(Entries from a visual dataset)
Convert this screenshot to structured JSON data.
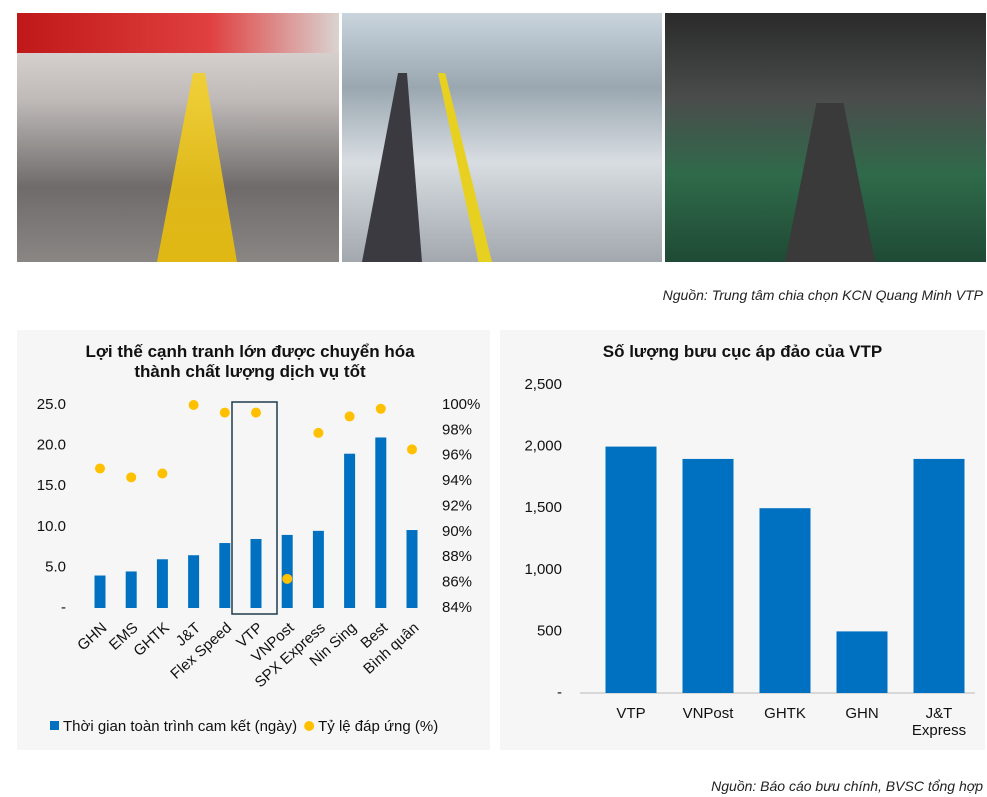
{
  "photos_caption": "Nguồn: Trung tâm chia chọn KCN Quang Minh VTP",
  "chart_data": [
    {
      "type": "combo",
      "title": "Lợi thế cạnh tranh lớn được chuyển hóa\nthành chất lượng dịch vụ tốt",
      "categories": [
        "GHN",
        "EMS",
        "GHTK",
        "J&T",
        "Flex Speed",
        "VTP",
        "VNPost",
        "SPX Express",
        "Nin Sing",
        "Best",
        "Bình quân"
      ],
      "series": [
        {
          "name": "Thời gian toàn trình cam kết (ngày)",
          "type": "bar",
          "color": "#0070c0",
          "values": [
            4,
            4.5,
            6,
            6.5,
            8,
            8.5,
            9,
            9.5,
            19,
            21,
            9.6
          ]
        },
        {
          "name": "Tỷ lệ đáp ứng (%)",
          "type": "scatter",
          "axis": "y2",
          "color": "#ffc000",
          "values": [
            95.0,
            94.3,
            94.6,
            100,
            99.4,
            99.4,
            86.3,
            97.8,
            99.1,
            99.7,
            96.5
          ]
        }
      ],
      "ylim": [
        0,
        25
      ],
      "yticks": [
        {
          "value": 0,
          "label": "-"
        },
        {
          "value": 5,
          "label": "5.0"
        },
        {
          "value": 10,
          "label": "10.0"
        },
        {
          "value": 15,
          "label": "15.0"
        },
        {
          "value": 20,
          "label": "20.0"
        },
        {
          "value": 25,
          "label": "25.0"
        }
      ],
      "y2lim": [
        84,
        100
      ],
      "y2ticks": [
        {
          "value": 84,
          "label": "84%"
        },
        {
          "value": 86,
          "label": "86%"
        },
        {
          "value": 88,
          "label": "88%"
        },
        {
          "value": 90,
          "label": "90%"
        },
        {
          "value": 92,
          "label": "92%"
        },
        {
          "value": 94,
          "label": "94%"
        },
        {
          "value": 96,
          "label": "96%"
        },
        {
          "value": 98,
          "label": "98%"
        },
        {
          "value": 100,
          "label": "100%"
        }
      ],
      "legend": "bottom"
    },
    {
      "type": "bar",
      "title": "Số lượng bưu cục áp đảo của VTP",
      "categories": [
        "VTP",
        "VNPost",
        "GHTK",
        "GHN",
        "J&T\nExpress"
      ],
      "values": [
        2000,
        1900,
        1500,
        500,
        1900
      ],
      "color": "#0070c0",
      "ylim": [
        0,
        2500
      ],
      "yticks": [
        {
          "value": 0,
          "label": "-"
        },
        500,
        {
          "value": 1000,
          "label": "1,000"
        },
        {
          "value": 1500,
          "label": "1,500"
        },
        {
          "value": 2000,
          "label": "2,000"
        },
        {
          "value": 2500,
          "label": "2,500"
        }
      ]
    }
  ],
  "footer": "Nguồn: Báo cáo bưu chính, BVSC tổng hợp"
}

» Problem requirements
Select all lines in the listing that include the word "title".

» Answer to the task
      "title": "Lợi thế cạnh tranh lớn được chuyển hóa\nthành chất lượng dịch vụ tốt",
      "title": "Số lượng bưu cục áp đảo của VTP",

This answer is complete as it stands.